**DATASET RECORDS:**
——————

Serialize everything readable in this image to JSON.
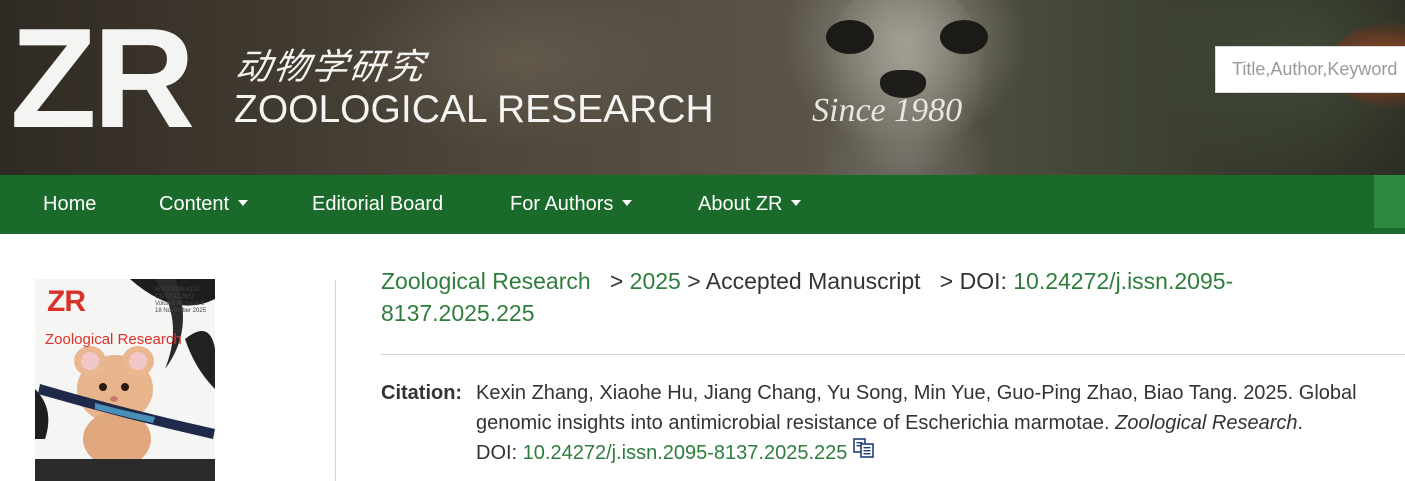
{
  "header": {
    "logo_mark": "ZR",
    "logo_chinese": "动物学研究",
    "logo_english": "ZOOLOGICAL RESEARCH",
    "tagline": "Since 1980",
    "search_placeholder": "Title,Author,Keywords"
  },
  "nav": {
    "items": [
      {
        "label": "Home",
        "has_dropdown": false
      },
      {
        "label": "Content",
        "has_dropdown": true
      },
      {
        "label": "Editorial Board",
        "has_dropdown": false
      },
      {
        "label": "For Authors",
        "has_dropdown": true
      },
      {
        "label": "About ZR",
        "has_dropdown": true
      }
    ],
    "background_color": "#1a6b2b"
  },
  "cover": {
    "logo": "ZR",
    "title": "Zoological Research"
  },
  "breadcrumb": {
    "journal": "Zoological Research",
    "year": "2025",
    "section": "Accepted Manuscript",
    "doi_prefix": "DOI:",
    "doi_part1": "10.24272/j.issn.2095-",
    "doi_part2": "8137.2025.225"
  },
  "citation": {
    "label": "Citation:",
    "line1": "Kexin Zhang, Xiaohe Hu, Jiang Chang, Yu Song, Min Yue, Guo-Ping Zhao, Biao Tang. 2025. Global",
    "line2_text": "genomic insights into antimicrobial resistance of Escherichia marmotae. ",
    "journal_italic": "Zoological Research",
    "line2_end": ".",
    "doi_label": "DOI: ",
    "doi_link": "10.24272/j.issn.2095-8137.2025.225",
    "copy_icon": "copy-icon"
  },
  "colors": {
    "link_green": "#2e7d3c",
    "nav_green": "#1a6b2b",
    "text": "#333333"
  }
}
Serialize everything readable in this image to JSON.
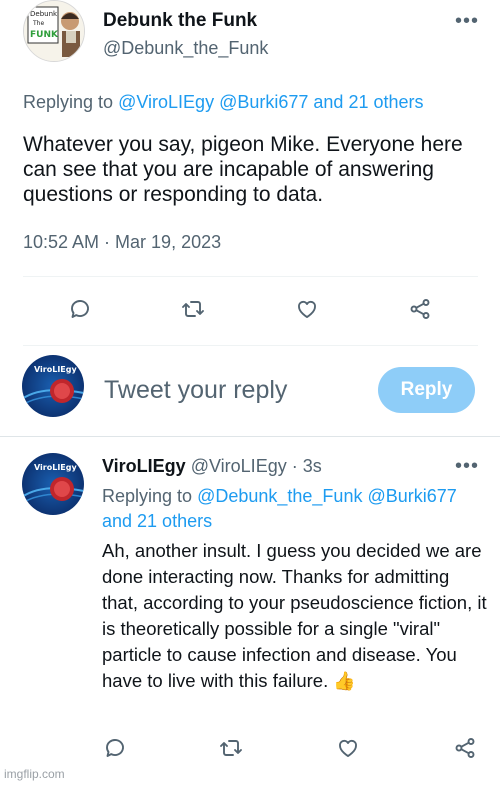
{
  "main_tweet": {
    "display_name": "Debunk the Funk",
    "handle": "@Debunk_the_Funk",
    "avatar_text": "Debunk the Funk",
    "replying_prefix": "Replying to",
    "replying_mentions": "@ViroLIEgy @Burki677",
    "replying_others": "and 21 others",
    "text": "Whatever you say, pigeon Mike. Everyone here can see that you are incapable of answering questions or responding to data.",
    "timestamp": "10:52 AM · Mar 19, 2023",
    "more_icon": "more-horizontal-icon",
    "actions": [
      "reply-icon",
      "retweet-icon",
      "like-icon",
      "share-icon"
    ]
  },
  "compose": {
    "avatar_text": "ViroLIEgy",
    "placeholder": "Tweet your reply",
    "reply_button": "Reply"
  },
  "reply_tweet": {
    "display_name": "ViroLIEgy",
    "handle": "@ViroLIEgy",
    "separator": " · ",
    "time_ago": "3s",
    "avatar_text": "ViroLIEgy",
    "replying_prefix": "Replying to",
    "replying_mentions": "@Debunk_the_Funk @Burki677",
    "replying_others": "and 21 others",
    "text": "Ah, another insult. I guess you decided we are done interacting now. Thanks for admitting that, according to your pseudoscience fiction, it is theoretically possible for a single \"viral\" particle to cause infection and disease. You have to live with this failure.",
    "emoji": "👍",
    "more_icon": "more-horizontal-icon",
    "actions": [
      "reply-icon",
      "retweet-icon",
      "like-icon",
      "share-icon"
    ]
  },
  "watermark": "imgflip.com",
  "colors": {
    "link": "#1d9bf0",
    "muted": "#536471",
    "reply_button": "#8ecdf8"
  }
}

——————

**WORK REQUEST:**
From the first line to the last, reproduce the records above exactly and skip the pictures.

**EXERCISE RESULT:**
Serialize everything readable in this image to JSON.
{
  "header": {
    "logo_mark": "ZR",
    "logo_chinese": "动物学研究",
    "logo_english": "ZOOLOGICAL RESEARCH",
    "tagline": "Since 1980",
    "search_placeholder": "Title,Author,Keywords"
  },
  "nav": {
    "items": [
      {
        "label": "Home",
        "has_dropdown": false
      },
      {
        "label": "Content",
        "has_dropdown": true
      },
      {
        "label": "Editorial Board",
        "has_dropdown": false
      },
      {
        "label": "For Authors",
        "has_dropdown": true
      },
      {
        "label": "About ZR",
        "has_dropdown": true
      }
    ],
    "background_color": "#1a6b2b"
  },
  "cover": {
    "logo": "ZR",
    "title": "Zoological Research"
  },
  "breadcrumb": {
    "journal": "Zoological Research",
    "year": "2025",
    "section": "Accepted Manuscript",
    "doi_prefix": "DOI:",
    "doi_part1": "10.24272/j.issn.2095-",
    "doi_part2": "8137.2025.225"
  },
  "citation": {
    "label": "Citation:",
    "line1": "Kexin Zhang, Xiaohe Hu, Jiang Chang, Yu Song, Min Yue, Guo-Ping Zhao, Biao Tang. 2025. Global",
    "line2_text": "genomic insights into antimicrobial resistance of Escherichia marmotae. ",
    "journal_italic": "Zoological Research",
    "line2_end": ".",
    "doi_label": "DOI: ",
    "doi_link": "10.24272/j.issn.2095-8137.2025.225",
    "copy_icon": "copy-icon"
  },
  "colors": {
    "link_green": "#2e7d3c",
    "nav_green": "#1a6b2b",
    "text": "#333333"
  }
}
Serialize everything readable in this image to JSON.
{
  "main_tweet": {
    "display_name": "Debunk the Funk",
    "handle": "@Debunk_the_Funk",
    "avatar_text": "Debunk the Funk",
    "replying_prefix": "Replying to",
    "replying_mentions": "@ViroLIEgy @Burki677",
    "replying_others": "and 21 others",
    "text": "Whatever you say, pigeon Mike. Everyone here can see that you are incapable of answering questions or responding to data.",
    "timestamp": "10:52 AM · Mar 19, 2023",
    "more_icon": "more-horizontal-icon",
    "actions": [
      "reply-icon",
      "retweet-icon",
      "like-icon",
      "share-icon"
    ]
  },
  "compose": {
    "avatar_text": "ViroLIEgy",
    "placeholder": "Tweet your reply",
    "reply_button": "Reply"
  },
  "reply_tweet": {
    "display_name": "ViroLIEgy",
    "handle": "@ViroLIEgy",
    "separator": " · ",
    "time_ago": "3s",
    "avatar_text": "ViroLIEgy",
    "replying_prefix": "Replying to",
    "replying_mentions": "@Debunk_the_Funk @Burki677",
    "replying_others": "and 21 others",
    "text": "Ah, another insult. I guess you decided we are done interacting now. Thanks for admitting that, according to your pseudoscience fiction, it is theoretically possible for a single \"viral\" particle to cause infection and disease. You have to live with this failure.",
    "emoji": "👍",
    "more_icon": "more-horizontal-icon",
    "actions": [
      "reply-icon",
      "retweet-icon",
      "like-icon",
      "share-icon"
    ]
  },
  "watermark": "imgflip.com",
  "colors": {
    "link": "#1d9bf0",
    "muted": "#536471",
    "reply_button": "#8ecdf8"
  }
}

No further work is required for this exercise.